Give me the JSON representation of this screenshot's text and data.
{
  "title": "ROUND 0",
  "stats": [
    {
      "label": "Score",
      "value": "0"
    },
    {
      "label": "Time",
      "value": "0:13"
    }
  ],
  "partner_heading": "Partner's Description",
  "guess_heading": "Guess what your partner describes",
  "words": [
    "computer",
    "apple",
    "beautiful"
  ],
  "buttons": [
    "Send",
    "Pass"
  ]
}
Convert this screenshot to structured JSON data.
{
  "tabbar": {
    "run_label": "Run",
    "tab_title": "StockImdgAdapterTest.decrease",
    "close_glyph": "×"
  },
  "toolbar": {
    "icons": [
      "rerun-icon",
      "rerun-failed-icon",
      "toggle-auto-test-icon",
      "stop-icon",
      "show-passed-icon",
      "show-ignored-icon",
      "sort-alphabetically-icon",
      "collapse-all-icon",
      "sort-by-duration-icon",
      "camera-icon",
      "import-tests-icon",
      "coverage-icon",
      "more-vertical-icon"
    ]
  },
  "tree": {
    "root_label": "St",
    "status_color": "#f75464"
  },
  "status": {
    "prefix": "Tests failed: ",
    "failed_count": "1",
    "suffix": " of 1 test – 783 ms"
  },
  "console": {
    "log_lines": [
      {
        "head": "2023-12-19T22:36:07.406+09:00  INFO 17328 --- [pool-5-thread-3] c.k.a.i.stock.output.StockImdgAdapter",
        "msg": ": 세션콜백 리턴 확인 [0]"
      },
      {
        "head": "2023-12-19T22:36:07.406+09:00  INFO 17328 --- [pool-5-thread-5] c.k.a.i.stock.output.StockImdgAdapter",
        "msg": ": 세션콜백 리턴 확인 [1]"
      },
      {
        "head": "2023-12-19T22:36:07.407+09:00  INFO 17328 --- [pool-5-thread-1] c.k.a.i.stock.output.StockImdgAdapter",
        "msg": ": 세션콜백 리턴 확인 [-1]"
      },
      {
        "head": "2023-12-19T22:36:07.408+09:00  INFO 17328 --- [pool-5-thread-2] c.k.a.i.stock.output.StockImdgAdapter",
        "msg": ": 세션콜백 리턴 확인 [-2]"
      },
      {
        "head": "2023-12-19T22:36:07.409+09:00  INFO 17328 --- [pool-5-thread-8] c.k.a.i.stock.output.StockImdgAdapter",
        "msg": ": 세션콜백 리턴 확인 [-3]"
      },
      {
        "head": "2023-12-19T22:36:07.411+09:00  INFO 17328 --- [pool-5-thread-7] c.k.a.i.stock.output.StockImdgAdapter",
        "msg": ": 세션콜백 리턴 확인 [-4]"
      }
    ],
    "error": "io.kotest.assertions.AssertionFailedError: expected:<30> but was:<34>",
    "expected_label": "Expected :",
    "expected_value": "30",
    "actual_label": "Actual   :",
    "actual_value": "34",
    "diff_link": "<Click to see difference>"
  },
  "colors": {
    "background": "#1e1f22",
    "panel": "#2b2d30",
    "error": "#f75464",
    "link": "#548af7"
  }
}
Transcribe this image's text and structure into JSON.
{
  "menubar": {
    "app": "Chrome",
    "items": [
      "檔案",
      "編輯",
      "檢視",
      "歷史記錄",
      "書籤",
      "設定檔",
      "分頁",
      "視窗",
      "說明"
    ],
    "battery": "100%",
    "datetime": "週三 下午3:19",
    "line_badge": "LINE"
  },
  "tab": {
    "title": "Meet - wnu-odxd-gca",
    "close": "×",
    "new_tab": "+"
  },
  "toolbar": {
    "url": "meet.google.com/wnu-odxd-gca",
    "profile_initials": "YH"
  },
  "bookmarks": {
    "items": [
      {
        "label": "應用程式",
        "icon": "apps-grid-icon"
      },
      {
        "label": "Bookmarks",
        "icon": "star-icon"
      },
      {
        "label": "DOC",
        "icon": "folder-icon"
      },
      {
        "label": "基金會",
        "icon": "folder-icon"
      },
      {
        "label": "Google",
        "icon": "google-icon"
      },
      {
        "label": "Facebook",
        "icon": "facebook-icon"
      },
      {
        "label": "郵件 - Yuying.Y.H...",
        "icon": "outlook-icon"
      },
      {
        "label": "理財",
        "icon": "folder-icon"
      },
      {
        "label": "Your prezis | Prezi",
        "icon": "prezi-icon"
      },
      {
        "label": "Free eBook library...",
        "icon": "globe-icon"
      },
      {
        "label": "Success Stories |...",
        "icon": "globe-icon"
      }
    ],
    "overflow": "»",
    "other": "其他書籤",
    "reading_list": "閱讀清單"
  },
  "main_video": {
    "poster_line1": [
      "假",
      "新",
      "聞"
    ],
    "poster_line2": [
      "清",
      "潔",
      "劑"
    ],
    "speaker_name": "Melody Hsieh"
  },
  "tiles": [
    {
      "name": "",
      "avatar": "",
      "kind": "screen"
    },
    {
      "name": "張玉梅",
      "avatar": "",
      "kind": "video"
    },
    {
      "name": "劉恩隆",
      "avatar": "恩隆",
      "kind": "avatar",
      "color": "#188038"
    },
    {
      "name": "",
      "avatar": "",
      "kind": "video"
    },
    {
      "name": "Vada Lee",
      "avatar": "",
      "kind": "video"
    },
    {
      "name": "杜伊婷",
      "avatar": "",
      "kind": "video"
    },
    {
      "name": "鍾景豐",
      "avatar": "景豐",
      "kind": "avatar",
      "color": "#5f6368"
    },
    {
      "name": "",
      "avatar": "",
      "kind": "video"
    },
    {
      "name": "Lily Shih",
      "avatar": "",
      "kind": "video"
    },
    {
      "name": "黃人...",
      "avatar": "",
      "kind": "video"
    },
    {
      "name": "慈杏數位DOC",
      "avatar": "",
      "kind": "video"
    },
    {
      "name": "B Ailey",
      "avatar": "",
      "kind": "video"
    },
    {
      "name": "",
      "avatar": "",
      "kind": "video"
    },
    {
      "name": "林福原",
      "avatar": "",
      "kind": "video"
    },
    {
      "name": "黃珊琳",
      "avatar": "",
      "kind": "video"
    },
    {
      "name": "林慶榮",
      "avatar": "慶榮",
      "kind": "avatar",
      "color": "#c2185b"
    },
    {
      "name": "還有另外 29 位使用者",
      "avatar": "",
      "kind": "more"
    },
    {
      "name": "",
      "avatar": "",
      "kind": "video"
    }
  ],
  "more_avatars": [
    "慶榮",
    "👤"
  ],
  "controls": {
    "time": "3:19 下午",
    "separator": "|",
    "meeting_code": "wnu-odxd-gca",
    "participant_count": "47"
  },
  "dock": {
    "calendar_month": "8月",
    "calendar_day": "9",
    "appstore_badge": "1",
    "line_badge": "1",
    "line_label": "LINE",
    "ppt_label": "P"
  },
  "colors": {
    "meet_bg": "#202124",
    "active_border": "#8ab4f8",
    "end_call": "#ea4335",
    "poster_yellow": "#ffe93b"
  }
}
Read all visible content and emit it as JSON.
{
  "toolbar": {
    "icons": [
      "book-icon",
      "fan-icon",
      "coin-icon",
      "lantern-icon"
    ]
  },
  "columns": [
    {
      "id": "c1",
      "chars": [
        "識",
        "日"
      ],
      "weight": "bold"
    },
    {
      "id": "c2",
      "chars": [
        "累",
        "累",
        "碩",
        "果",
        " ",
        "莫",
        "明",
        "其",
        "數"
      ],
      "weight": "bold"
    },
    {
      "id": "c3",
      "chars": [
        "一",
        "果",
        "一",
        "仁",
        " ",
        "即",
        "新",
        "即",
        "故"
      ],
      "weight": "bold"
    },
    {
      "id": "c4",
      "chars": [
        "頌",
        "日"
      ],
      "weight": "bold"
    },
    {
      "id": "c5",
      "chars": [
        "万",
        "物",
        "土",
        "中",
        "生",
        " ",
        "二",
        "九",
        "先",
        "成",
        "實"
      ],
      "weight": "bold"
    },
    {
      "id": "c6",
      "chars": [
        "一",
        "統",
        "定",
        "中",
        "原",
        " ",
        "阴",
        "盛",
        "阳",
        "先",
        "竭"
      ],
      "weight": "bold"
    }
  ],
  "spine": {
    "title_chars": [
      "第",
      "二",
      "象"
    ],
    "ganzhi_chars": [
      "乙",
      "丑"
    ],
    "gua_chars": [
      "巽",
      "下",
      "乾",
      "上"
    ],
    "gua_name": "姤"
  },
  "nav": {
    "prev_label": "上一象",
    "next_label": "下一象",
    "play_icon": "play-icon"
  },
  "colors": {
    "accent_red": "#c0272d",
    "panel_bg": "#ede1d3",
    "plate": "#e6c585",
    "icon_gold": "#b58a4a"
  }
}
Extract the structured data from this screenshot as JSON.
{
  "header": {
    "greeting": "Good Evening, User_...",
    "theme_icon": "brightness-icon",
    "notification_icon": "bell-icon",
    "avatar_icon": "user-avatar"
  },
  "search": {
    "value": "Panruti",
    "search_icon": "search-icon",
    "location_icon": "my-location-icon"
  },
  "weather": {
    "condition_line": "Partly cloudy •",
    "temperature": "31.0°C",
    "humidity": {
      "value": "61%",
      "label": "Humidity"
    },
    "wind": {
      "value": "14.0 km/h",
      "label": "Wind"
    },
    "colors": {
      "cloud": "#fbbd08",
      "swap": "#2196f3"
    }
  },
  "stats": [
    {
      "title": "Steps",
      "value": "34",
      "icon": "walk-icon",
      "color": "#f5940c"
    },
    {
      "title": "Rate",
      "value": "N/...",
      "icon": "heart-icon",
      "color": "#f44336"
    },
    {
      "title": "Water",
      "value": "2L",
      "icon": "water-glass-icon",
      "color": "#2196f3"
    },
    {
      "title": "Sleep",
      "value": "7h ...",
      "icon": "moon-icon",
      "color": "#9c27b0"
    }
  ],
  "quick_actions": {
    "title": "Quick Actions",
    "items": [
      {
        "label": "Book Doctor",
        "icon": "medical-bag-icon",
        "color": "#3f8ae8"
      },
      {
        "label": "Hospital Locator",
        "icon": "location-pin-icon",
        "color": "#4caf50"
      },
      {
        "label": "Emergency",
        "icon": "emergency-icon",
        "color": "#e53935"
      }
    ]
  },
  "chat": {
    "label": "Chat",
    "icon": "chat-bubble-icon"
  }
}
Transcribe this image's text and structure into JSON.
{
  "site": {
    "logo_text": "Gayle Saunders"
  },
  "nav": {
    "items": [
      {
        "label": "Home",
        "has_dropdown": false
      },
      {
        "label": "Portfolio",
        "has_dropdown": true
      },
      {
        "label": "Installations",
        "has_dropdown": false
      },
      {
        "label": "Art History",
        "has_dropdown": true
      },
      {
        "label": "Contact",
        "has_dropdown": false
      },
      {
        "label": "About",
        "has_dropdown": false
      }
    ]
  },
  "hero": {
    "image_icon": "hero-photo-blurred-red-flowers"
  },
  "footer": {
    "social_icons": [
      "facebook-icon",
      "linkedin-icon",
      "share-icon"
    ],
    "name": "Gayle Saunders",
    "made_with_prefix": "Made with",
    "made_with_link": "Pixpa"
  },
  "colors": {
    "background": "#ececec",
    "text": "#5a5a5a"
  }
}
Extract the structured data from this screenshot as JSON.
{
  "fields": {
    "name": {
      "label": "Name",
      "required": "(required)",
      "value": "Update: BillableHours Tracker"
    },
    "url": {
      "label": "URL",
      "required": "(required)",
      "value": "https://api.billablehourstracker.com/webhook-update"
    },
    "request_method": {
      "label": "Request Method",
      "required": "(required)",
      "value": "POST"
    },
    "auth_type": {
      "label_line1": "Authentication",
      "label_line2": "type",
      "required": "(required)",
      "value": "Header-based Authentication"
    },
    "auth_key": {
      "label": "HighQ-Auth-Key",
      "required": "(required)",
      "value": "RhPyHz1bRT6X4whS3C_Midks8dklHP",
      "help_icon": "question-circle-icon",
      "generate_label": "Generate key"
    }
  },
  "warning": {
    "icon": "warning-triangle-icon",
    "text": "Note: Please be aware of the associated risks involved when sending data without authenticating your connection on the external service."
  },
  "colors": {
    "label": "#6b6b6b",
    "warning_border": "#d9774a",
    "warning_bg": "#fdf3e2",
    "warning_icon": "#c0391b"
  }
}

★ ★ ★ ★ ★

**Work to do**
Identify all lines in the records above with the word "output".

**Task result**
        "head": "2023-12-19T22:36:07.406+09:00  INFO 17328 --- [pool-5-thread-3] c.k.a.i.stock.output.StockImdgAdapter",
        "head": "2023-12-19T22:36:07.406+09:00  INFO 17328 --- [pool-5-thread-5] c.k.a.i.stock.output.StockImdgAdapter",
        "head": "2023-12-19T22:36:07.407+09:00  INFO 17328 --- [pool-5-thread-1] c.k.a.i.stock.output.StockImdgAdapter",
        "head": "2023-12-19T22:36:07.408+09:00  INFO 17328 --- [pool-5-thread-2] c.k.a.i.stock.output.StockImdgAdapter",
        "head": "2023-12-19T22:36:07.409+09:00  INFO 17328 --- [pool-5-thread-8] c.k.a.i.stock.output.StockImdgAdapter",
        "head": "2023-12-19T22:36:07.411+09:00  INFO 17328 --- [pool-5-thread-7] c.k.a.i.stock.output.StockImdgAdapter",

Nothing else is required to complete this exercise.